Enunciado A
No texto de apresentação do blog, transcreva o trecho de "Muitos desses trabalhos" a "Jogos Florais .", substituindo "revistas" por "publicações".
Enunciado B
Segundo a apresentação do blog, em que países estrangeiros foram publicados alguns dos trabalhos do autor?
Enunciado C
Prossiga o conto «As Avelãs», publicado no blog, a partir da frase final do excerto.

Este Blog destina-se exclusivamente à divulgação de trabalhos escritos por mim para meu prazer e daqueles que eventualmente estivessem interessados na sua leitura.

Felizmente, foram muitos os que se me dirigiram a pedir que divulgasse alguns dos meus trabalhos, especialmente os que mais me marcaram ao longo da minha vida, daí ter feito uma escolha selectiva de entre todos eles, muitos ficando de fora, naturalmente .

Foi por esse motivo que surgiu este Blog .

Muitos desses trabalhos já haviam sido publicados em periódicos e revistas da especialidade e não só, muitos deles além fronteiras ( EUA e BRASIL ), e alguns chegaram mesmo a ser galardoados em Concursos de Contos e Poesias e diversos Jogos Florais .

À medida em que forem inseridos neste Blog, tentarei informar quais os já anteriormente publicados, onde e quando e se tiverem sido galardoados, quais os prémios que lhes foram atribuidos e quais as Organizações envolvidas .

Espero que a memória não me falhe e os meus apontamentos não estejam incompletos.

Ericeira, 20 de Janeiro de 2011

Carlos Jorge Ivo da Silva

terça-feira, 1 de fevereiro de 2011

AS AVELÃS


Seriam umas cinco horas da tarde. O Jardim do Cerco já estava fechado a essa hora .

Material fornecido
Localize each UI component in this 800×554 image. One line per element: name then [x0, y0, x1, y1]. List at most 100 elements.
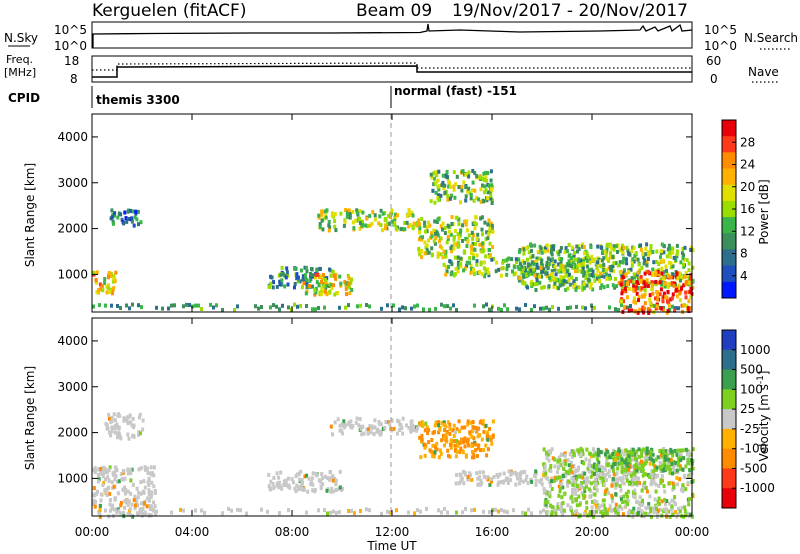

Resposta A
Muitos desses trabalhos já haviam sido publicados em periódicos e publicações da especialidade e não só, muitos deles além fronteiras ( EUA e BRASIL ), e alguns chegaram mesmo a ser galardoados em Concursos de Contos e Poesias e diversos Jogos Florais .

Resposta B
Nos EUA e no Brasil.

Resposta C
Tínhamos saído da Escola Velha --- Escola Conde de Ferreira --- e lá fomos até ao Canal .
Éramos mais ou menos uns oito ou nove gaiatos ou talvez mais da mesma idade ou aproximada, rondando dos sete aos dez anos, entre rapazes e raparigas, que sempre andávamos juntos .
Dirigimo-nos pacatamente e sem ruído --- caso extremamente raro, diga-se de passagem --- até ao Jardim da Alameda, não fossem os do Canal ou os do Quartel --- dois dos muitos grupos rivais de miúdos do meu tempo existentes em Mafra ---darem pela nossa presença e então lá teríamos --- como sempre, aliás --- guerra rija e adeus avelãs, e por uma muito íngreme rampa subimos a encosta da Carreira de Tiro Pequena até à Quinta do Jorge Pinhão, que atravessámos num ápice pelo meio de centenas de torrões de terra lavrada até nos encontrar-mos à beira do esfarrapado --- nesse tempo --- murro do Jardim do Cerco .
Aí chegados, com todas as precavidas cautelas, saltamos para dentro do Jardim não sem antes vermos se o Jorge Pinhão estava por ali como era seu costume, pois se assim fosse não poderíamos regressar pelo mesmo caminho, como era natural .
Ninguém gosta que se passe por uma terra acabada de semear e nós sabiamo-lo bem, na própria pele, dadas as muitas vezes que fomos corridos a sete pés e a umas tantas pedradas, mais para assustar do que para acertar. Mas lá entrámos sem novidades de maior com mais ou menos sustos pelo caminho .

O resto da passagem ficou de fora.